::: Extracted material

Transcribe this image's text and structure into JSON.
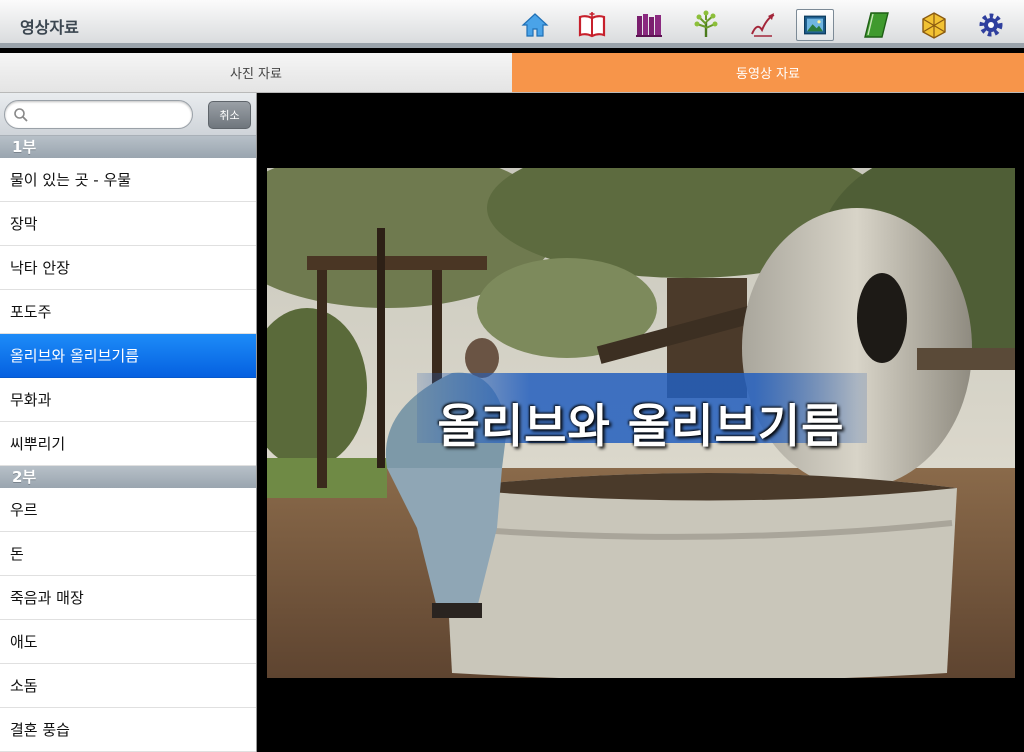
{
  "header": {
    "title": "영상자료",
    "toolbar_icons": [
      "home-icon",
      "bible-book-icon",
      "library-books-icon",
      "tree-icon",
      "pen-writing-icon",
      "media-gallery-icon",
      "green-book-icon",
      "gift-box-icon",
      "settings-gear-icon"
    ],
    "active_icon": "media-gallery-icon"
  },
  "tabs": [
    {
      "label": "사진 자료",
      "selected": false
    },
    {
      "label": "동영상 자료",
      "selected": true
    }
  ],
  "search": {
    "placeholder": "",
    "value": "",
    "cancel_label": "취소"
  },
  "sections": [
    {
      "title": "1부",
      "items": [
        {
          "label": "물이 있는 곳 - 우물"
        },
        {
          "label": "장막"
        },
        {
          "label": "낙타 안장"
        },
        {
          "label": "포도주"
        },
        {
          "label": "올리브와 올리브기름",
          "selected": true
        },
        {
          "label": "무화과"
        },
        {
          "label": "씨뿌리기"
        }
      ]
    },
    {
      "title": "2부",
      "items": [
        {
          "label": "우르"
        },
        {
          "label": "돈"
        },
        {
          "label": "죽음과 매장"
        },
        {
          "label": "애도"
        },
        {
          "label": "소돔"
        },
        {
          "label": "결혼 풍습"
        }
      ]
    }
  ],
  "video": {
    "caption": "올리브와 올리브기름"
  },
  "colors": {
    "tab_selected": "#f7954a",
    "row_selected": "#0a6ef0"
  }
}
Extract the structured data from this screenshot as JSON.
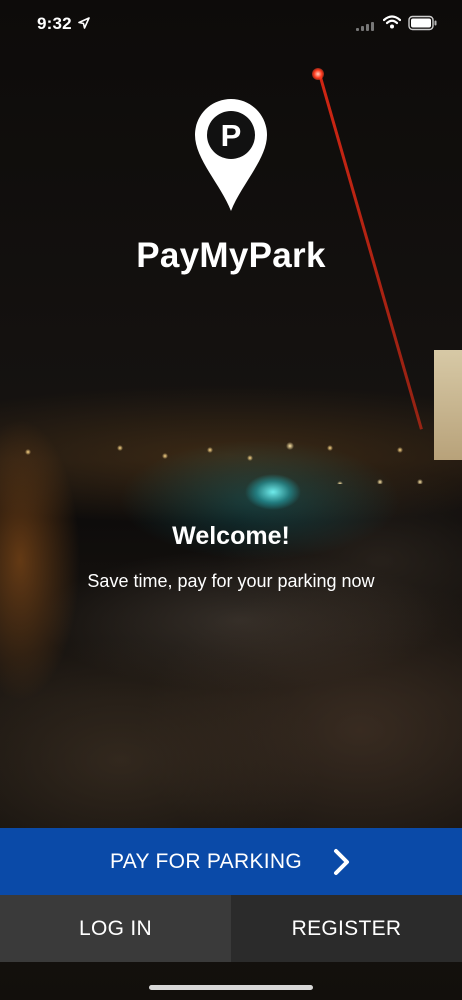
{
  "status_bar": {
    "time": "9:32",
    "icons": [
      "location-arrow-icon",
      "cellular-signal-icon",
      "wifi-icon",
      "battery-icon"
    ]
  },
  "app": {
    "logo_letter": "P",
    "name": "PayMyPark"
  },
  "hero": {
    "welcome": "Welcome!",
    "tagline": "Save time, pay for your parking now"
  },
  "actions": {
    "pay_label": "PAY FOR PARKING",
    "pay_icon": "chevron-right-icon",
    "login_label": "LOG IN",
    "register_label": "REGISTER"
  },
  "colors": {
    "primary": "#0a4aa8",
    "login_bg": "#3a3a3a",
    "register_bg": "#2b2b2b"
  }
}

::::::
::: Extracted material

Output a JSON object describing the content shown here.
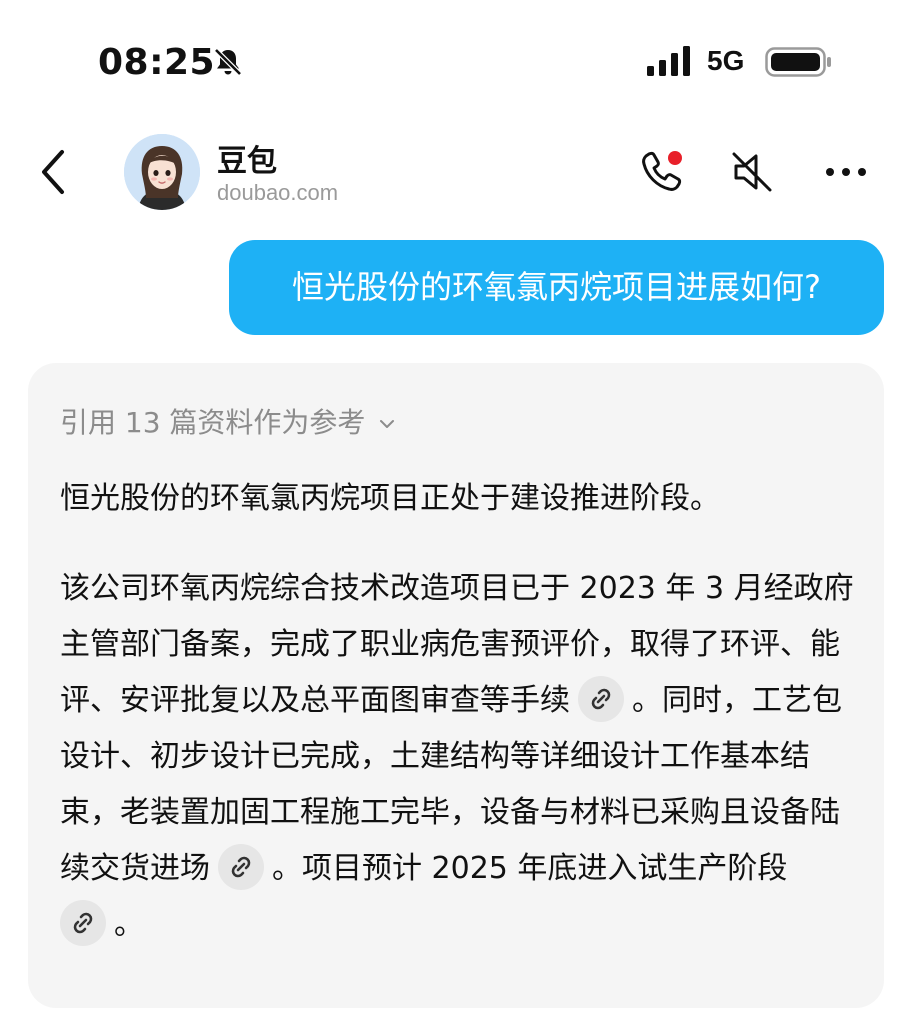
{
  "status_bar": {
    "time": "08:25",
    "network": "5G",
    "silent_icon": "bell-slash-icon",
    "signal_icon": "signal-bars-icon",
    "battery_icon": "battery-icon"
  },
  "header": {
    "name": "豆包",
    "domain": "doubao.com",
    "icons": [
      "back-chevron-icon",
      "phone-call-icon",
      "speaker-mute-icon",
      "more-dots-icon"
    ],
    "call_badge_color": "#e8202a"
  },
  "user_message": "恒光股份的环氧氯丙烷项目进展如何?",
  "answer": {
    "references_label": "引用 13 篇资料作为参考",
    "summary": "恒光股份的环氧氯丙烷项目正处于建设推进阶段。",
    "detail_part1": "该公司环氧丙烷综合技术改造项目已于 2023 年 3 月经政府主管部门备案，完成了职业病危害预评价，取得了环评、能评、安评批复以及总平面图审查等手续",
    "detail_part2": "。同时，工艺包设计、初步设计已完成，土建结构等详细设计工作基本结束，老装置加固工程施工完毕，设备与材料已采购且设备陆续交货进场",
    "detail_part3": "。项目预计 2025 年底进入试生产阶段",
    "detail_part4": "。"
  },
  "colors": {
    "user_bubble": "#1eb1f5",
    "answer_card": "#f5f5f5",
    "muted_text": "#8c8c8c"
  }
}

::::::

(Instructions for the task)
Go through the entries above and copy every line containing "this".

(The response)
Transcribe this image's text and structure into JSON.
Extract the structured data from this screenshot as JSON.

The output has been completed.